§ **Request**: Repeat the listing word for word. No pictures belong in the copy.

§ **Extracted entries**:

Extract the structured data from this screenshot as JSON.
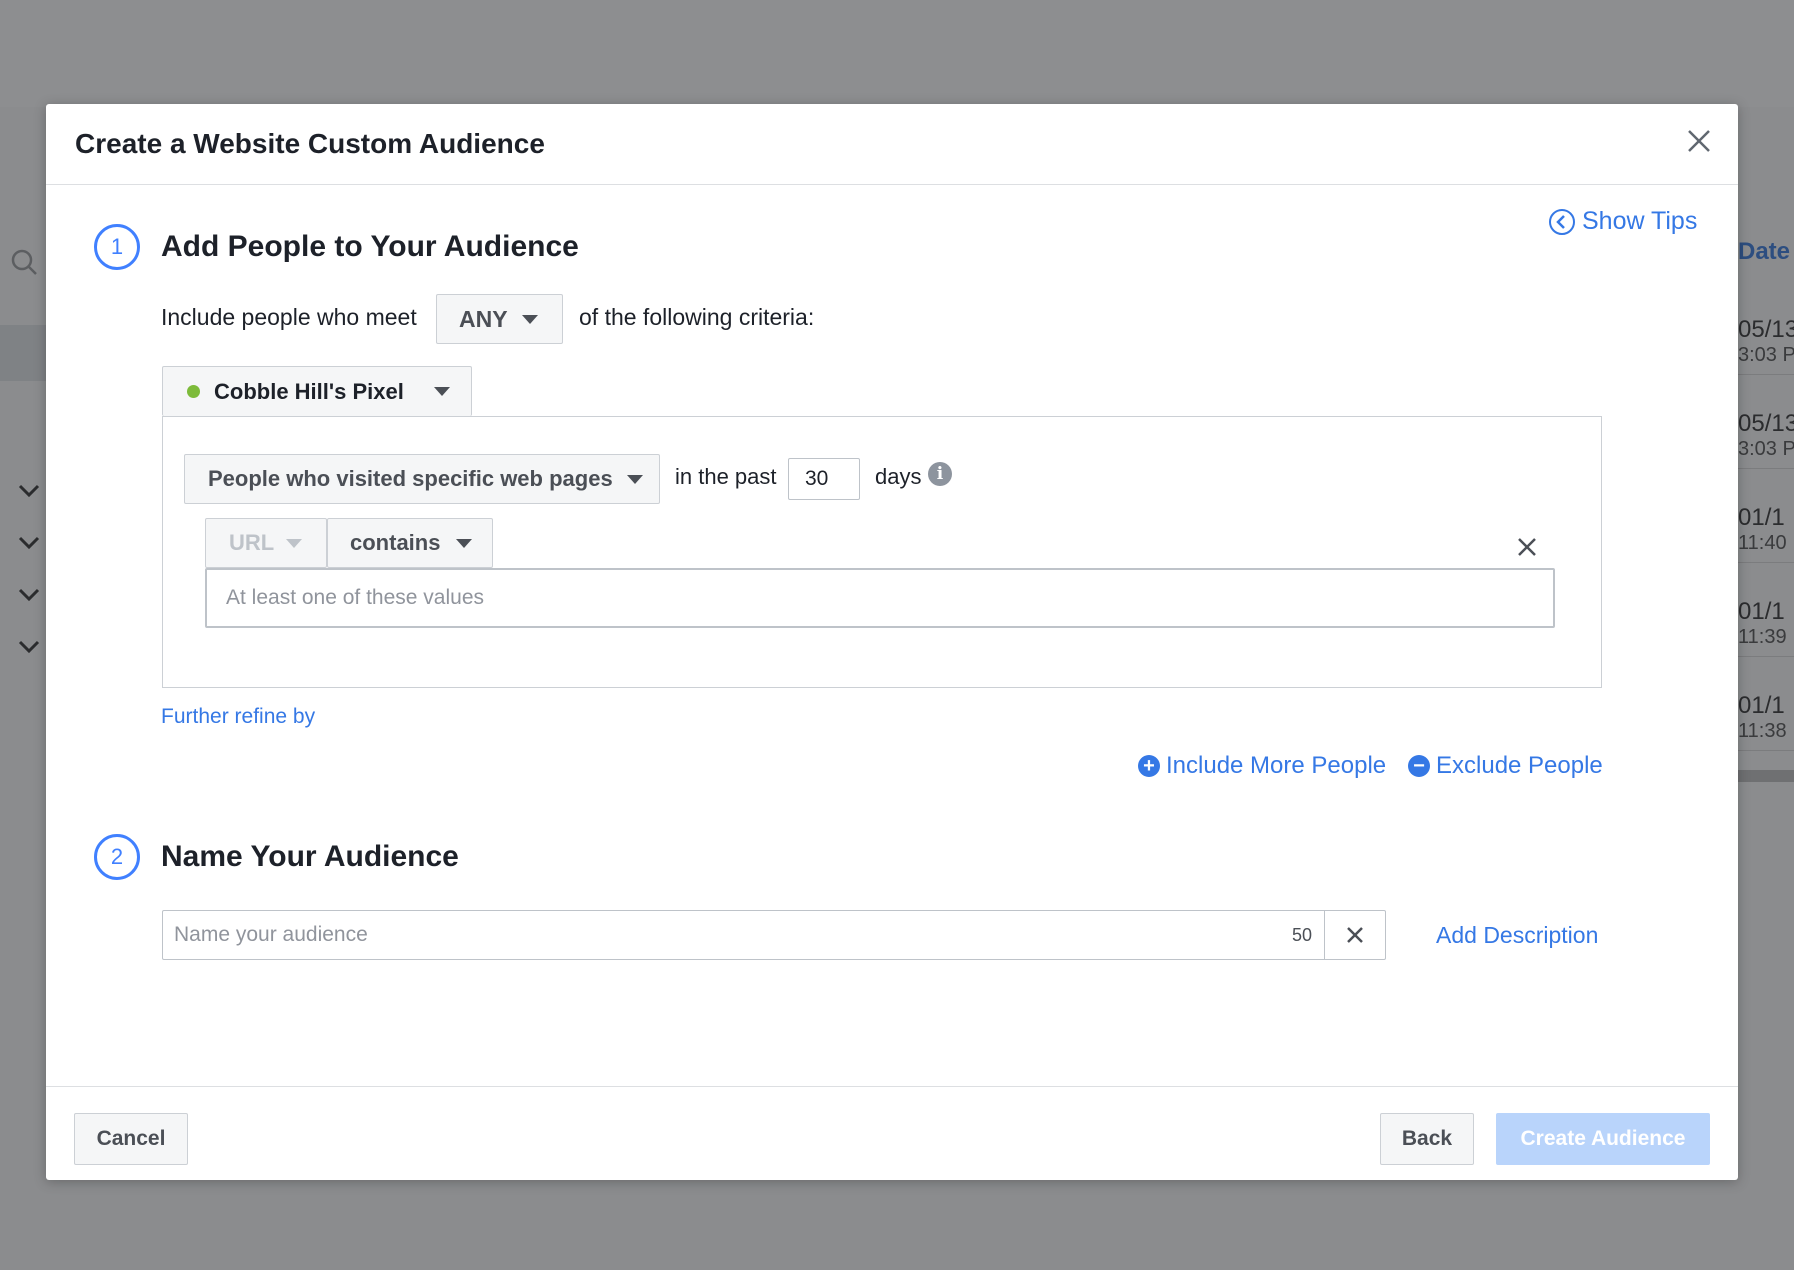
{
  "background": {
    "date_header": "Date",
    "rows": [
      {
        "date": "05/13",
        "time": "3:03 P"
      },
      {
        "date": "05/13",
        "time": "3:03 P"
      },
      {
        "date": "01/1",
        "time": "11:40"
      },
      {
        "date": "01/1",
        "time": "11:39"
      },
      {
        "date": "01/1",
        "time": "11:38"
      }
    ]
  },
  "modal": {
    "title": "Create a Website Custom Audience",
    "show_tips": "Show Tips",
    "step1": {
      "number": "1",
      "title": "Add People to Your Audience",
      "include_prefix": "Include people who meet",
      "match_value": "ANY",
      "include_suffix": "of the following criteria:",
      "pixel_name": "Cobble Hill's Pixel",
      "rule_type": "People who visited specific web pages",
      "in_the_past": "in the past",
      "days_value": "30",
      "days_label": "days",
      "url_field": "URL",
      "operator": "contains",
      "values_placeholder": "At least one of these values",
      "refine_link": "Further refine by",
      "include_more": "Include More People",
      "exclude": "Exclude People"
    },
    "step2": {
      "number": "2",
      "title": "Name Your Audience",
      "name_placeholder": "Name your audience",
      "char_count": "50",
      "add_description": "Add Description"
    },
    "footer": {
      "cancel": "Cancel",
      "back": "Back",
      "create": "Create Audience"
    }
  },
  "colors": {
    "accent": "#3578e5",
    "step_circle": "#4080ff",
    "pixel_status": "#7dbb3a",
    "primary_disabled": "#b9d4fb"
  },
  "icons": [
    "close-icon",
    "chevron-left-icon",
    "info-icon",
    "plus-circle-icon",
    "minus-circle-icon",
    "caret-down-icon",
    "search-icon"
  ]
}
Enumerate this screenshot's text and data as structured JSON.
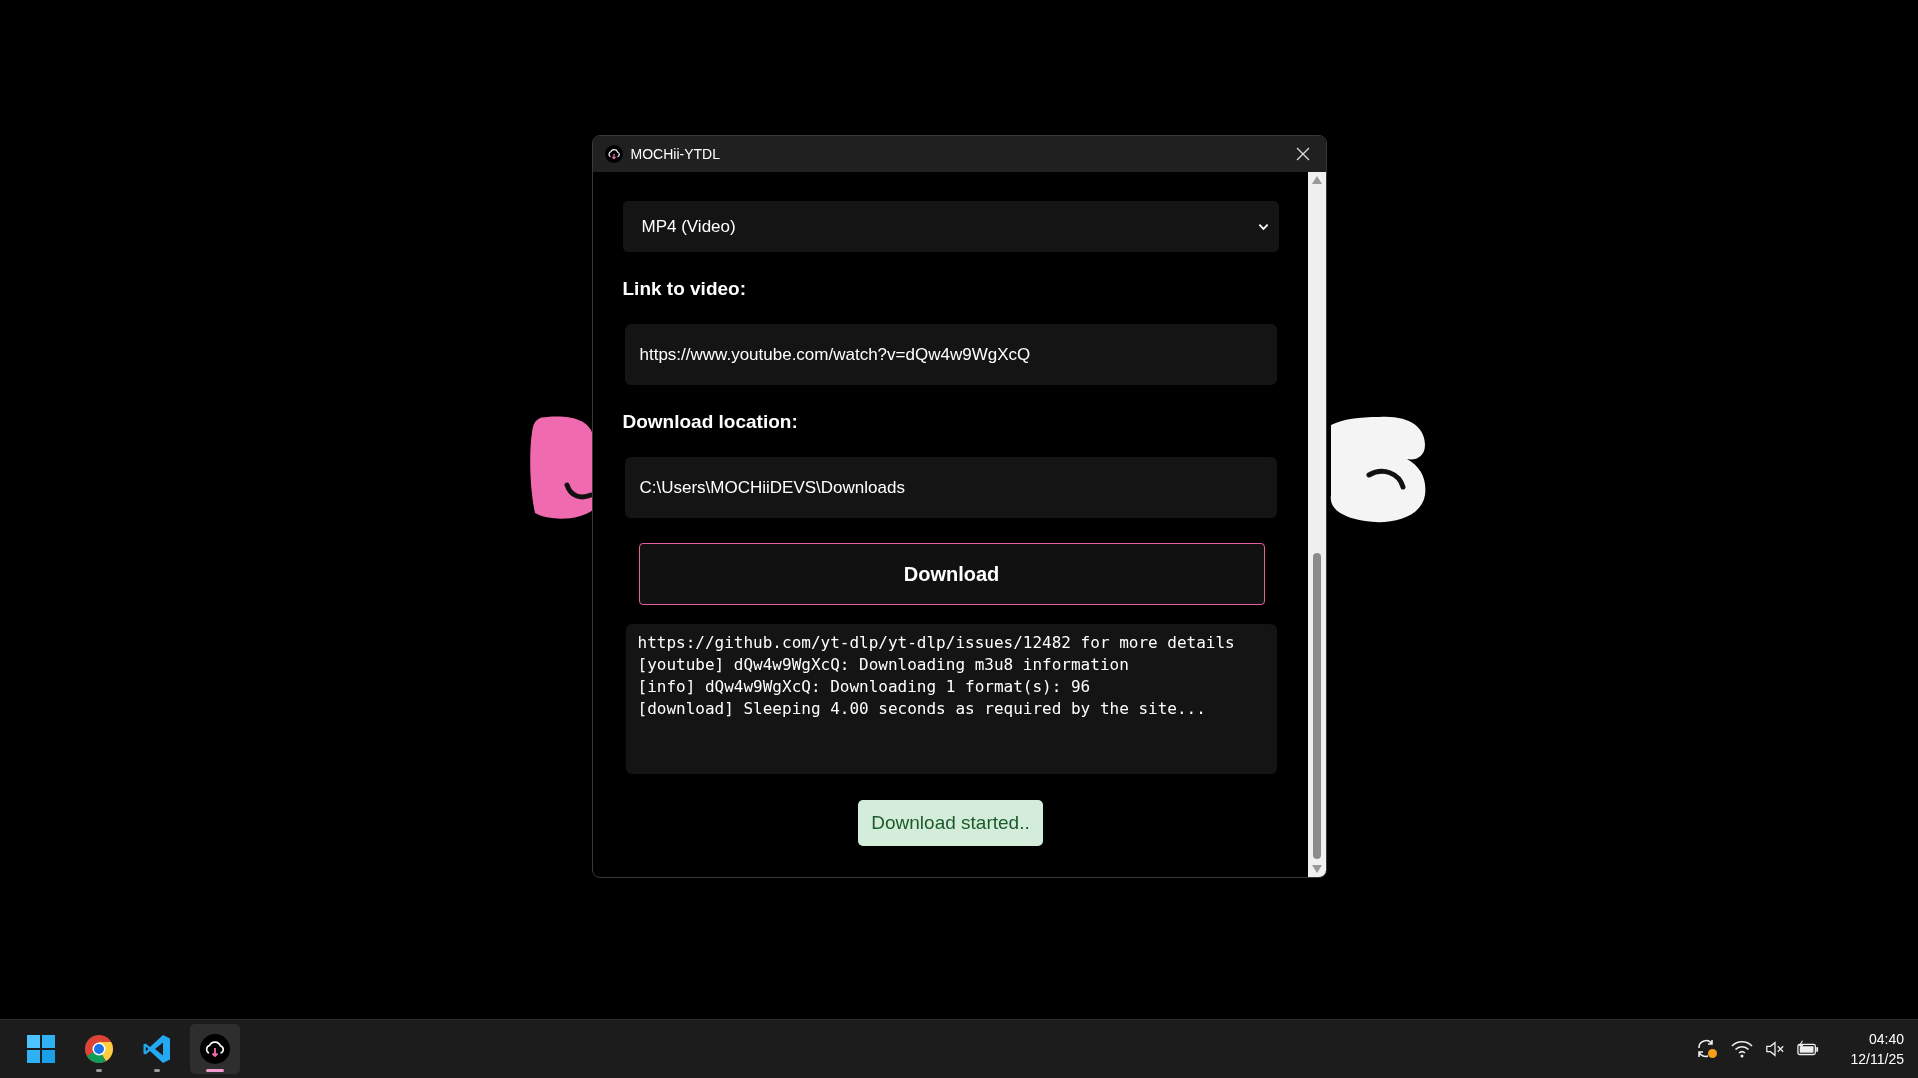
{
  "window": {
    "title": "MOCHii-YTDL"
  },
  "format_select": {
    "value": "MP4 (Video)"
  },
  "link": {
    "label": "Link to video:",
    "value": "https://www.youtube.com/watch?v=dQw4w9WgXcQ"
  },
  "location": {
    "label": "Download location:",
    "value": "C:\\Users\\MOCHiiDEVS\\Downloads"
  },
  "download_button": "Download",
  "log": [
    "https://github.com/yt-dlp/yt-dlp/issues/12482  for more details",
    "[youtube] dQw4w9WgXcQ: Downloading m3u8 information",
    "[info] dQw4w9WgXcQ: Downloading 1 format(s): 96",
    "[download] Sleeping 4.00 seconds as required by the site..."
  ],
  "toast": "Download started..",
  "taskbar": {
    "apps": [
      {
        "kind": "start",
        "selected": false
      },
      {
        "kind": "browser",
        "selected": false
      },
      {
        "kind": "editor",
        "selected": false
      },
      {
        "kind": "downloader",
        "selected": true
      }
    ],
    "clock": {
      "time": "04:40",
      "date": "12/11/25"
    }
  }
}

§ **Solution**:
Extract the structured data from this screenshot as JSON.
{
  "background": {
    "date_header": "Date",
    "rows": [
      {
        "date": "05/13",
        "time": "3:03 P"
      },
      {
        "date": "05/13",
        "time": "3:03 P"
      },
      {
        "date": "01/1",
        "time": "11:40"
      },
      {
        "date": "01/1",
        "time": "11:39"
      },
      {
        "date": "01/1",
        "time": "11:38"
      }
    ]
  },
  "modal": {
    "title": "Create a Website Custom Audience",
    "show_tips": "Show Tips",
    "step1": {
      "number": "1",
      "title": "Add People to Your Audience",
      "include_prefix": "Include people who meet",
      "match_value": "ANY",
      "include_suffix": "of the following criteria:",
      "pixel_name": "Cobble Hill's Pixel",
      "rule_type": "People who visited specific web pages",
      "in_the_past": "in the past",
      "days_value": "30",
      "days_label": "days",
      "url_field": "URL",
      "operator": "contains",
      "values_placeholder": "At least one of these values",
      "refine_link": "Further refine by",
      "include_more": "Include More People",
      "exclude": "Exclude People"
    },
    "step2": {
      "number": "2",
      "title": "Name Your Audience",
      "name_placeholder": "Name your audience",
      "char_count": "50",
      "add_description": "Add Description"
    },
    "footer": {
      "cancel": "Cancel",
      "back": "Back",
      "create": "Create Audience"
    }
  },
  "colors": {
    "accent": "#3578e5",
    "step_circle": "#4080ff",
    "pixel_status": "#7dbb3a",
    "primary_disabled": "#b9d4fb"
  },
  "icons": [
    "close-icon",
    "chevron-left-icon",
    "info-icon",
    "plus-circle-icon",
    "minus-circle-icon",
    "caret-down-icon",
    "search-icon"
  ]
}
Enumerate this screenshot's text and data as structured JSON.
{
  "window": {
    "title": "MOCHii-YTDL"
  },
  "format_select": {
    "value": "MP4 (Video)"
  },
  "link": {
    "label": "Link to video:",
    "value": "https://www.youtube.com/watch?v=dQw4w9WgXcQ"
  },
  "location": {
    "label": "Download location:",
    "value": "C:\\Users\\MOCHiiDEVS\\Downloads"
  },
  "download_button": "Download",
  "log": [
    "https://github.com/yt-dlp/yt-dlp/issues/12482  for more details",
    "[youtube] dQw4w9WgXcQ: Downloading m3u8 information",
    "[info] dQw4w9WgXcQ: Downloading 1 format(s): 96",
    "[download] Sleeping 4.00 seconds as required by the site..."
  ],
  "toast": "Download started..",
  "taskbar": {
    "apps": [
      {
        "kind": "start",
        "selected": false
      },
      {
        "kind": "browser",
        "selected": false
      },
      {
        "kind": "editor",
        "selected": false
      },
      {
        "kind": "downloader",
        "selected": true
      }
    ],
    "clock": {
      "time": "04:40",
      "date": "12/11/25"
    }
  }
}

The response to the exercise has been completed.